>> Start

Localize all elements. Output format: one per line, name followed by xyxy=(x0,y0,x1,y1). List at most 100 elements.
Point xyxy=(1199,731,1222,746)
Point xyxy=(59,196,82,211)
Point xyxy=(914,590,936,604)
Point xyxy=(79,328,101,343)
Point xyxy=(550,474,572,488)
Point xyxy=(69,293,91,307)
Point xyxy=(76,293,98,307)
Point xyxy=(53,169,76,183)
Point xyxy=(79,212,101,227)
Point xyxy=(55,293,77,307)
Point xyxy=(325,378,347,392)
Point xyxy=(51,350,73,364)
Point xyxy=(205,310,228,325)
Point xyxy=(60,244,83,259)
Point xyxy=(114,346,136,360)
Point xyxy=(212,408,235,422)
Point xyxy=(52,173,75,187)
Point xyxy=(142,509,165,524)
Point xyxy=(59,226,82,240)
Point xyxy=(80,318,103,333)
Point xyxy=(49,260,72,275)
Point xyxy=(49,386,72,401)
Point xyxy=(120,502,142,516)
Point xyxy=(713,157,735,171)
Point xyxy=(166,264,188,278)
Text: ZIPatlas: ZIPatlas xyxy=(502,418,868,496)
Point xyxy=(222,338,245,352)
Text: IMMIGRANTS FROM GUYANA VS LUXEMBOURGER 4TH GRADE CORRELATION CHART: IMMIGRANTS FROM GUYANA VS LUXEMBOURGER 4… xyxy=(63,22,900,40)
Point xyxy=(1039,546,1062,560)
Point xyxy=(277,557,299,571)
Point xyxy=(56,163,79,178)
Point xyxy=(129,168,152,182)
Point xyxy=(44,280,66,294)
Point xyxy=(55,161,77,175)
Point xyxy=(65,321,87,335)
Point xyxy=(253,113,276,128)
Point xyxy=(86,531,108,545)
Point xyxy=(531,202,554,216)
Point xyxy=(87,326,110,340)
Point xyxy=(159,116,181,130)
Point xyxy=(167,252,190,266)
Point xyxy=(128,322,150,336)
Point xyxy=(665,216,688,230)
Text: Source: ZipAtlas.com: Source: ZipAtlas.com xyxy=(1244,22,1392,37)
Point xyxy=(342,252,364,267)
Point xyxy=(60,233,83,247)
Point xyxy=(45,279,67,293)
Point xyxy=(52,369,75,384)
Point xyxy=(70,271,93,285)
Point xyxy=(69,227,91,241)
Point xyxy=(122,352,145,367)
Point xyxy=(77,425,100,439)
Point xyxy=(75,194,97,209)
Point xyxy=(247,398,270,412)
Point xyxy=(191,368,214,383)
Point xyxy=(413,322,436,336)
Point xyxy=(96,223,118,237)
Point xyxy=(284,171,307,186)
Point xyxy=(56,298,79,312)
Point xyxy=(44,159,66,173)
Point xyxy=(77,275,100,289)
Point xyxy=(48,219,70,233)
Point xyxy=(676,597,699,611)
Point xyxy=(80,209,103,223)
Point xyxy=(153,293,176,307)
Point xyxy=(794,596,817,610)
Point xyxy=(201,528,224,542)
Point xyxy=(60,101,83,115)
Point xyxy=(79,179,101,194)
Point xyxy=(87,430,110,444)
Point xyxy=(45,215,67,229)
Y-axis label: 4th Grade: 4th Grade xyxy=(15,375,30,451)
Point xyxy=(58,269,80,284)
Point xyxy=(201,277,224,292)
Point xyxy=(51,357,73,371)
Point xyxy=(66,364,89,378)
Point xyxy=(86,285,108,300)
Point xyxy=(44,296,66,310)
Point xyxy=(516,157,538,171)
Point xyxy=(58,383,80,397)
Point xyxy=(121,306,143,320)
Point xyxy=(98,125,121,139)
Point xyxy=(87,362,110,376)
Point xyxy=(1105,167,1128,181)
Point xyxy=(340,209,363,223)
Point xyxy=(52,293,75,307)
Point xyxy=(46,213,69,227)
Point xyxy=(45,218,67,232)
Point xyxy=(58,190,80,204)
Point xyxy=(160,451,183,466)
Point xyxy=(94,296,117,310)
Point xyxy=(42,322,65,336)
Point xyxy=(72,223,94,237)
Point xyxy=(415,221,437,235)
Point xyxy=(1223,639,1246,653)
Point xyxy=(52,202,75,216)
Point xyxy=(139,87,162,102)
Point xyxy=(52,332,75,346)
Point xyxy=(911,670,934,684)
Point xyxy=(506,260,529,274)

>> End

WRITTEN EXERCISE:
Copy out all of the data above word for word, keeping every line unchanged and in its original order.

SOLUTION FOR THIS TASK:
Localize all elements. Output format: one per line, name followed by xyxy=(x0,y0,x1,y1). List at most 100 elements.
Point xyxy=(1199,731,1222,746)
Point xyxy=(59,196,82,211)
Point xyxy=(914,590,936,604)
Point xyxy=(79,328,101,343)
Point xyxy=(550,474,572,488)
Point xyxy=(69,293,91,307)
Point xyxy=(76,293,98,307)
Point xyxy=(53,169,76,183)
Point xyxy=(79,212,101,227)
Point xyxy=(55,293,77,307)
Point xyxy=(325,378,347,392)
Point xyxy=(51,350,73,364)
Point xyxy=(205,310,228,325)
Point xyxy=(60,244,83,259)
Point xyxy=(114,346,136,360)
Point xyxy=(212,408,235,422)
Point xyxy=(52,173,75,187)
Point xyxy=(142,509,165,524)
Point xyxy=(59,226,82,240)
Point xyxy=(80,318,103,333)
Point xyxy=(49,260,72,275)
Point xyxy=(49,386,72,401)
Point xyxy=(120,502,142,516)
Point xyxy=(713,157,735,171)
Point xyxy=(166,264,188,278)
Text: ZIPatlas: ZIPatlas xyxy=(502,418,868,496)
Point xyxy=(222,338,245,352)
Text: IMMIGRANTS FROM GUYANA VS LUXEMBOURGER 4TH GRADE CORRELATION CHART: IMMIGRANTS FROM GUYANA VS LUXEMBOURGER 4… xyxy=(63,22,900,40)
Point xyxy=(1039,546,1062,560)
Point xyxy=(277,557,299,571)
Point xyxy=(56,163,79,178)
Point xyxy=(129,168,152,182)
Point xyxy=(44,280,66,294)
Point xyxy=(55,161,77,175)
Point xyxy=(65,321,87,335)
Point xyxy=(253,113,276,128)
Point xyxy=(86,531,108,545)
Point xyxy=(531,202,554,216)
Point xyxy=(87,326,110,340)
Point xyxy=(159,116,181,130)
Point xyxy=(167,252,190,266)
Point xyxy=(128,322,150,336)
Point xyxy=(665,216,688,230)
Text: Source: ZipAtlas.com: Source: ZipAtlas.com xyxy=(1244,22,1392,37)
Point xyxy=(342,252,364,267)
Point xyxy=(60,233,83,247)
Point xyxy=(45,279,67,293)
Point xyxy=(52,369,75,384)
Point xyxy=(70,271,93,285)
Point xyxy=(69,227,91,241)
Point xyxy=(122,352,145,367)
Point xyxy=(77,425,100,439)
Point xyxy=(75,194,97,209)
Point xyxy=(247,398,270,412)
Point xyxy=(191,368,214,383)
Point xyxy=(413,322,436,336)
Point xyxy=(96,223,118,237)
Point xyxy=(284,171,307,186)
Point xyxy=(56,298,79,312)
Point xyxy=(44,159,66,173)
Point xyxy=(77,275,100,289)
Point xyxy=(48,219,70,233)
Point xyxy=(676,597,699,611)
Point xyxy=(80,209,103,223)
Point xyxy=(153,293,176,307)
Point xyxy=(794,596,817,610)
Point xyxy=(201,528,224,542)
Point xyxy=(60,101,83,115)
Point xyxy=(79,179,101,194)
Point xyxy=(87,430,110,444)
Point xyxy=(45,215,67,229)
Y-axis label: 4th Grade: 4th Grade xyxy=(15,375,30,451)
Point xyxy=(58,269,80,284)
Point xyxy=(201,277,224,292)
Point xyxy=(51,357,73,371)
Point xyxy=(66,364,89,378)
Point xyxy=(86,285,108,300)
Point xyxy=(44,296,66,310)
Point xyxy=(516,157,538,171)
Point xyxy=(58,383,80,397)
Point xyxy=(121,306,143,320)
Point xyxy=(98,125,121,139)
Point xyxy=(87,362,110,376)
Point xyxy=(1105,167,1128,181)
Point xyxy=(340,209,363,223)
Point xyxy=(52,293,75,307)
Point xyxy=(46,213,69,227)
Point xyxy=(45,218,67,232)
Point xyxy=(58,190,80,204)
Point xyxy=(160,451,183,466)
Point xyxy=(94,296,117,310)
Point xyxy=(42,322,65,336)
Point xyxy=(72,223,94,237)
Point xyxy=(415,221,437,235)
Point xyxy=(1223,639,1246,653)
Point xyxy=(52,202,75,216)
Point xyxy=(139,87,162,102)
Point xyxy=(52,332,75,346)
Point xyxy=(911,670,934,684)
Point xyxy=(506,260,529,274)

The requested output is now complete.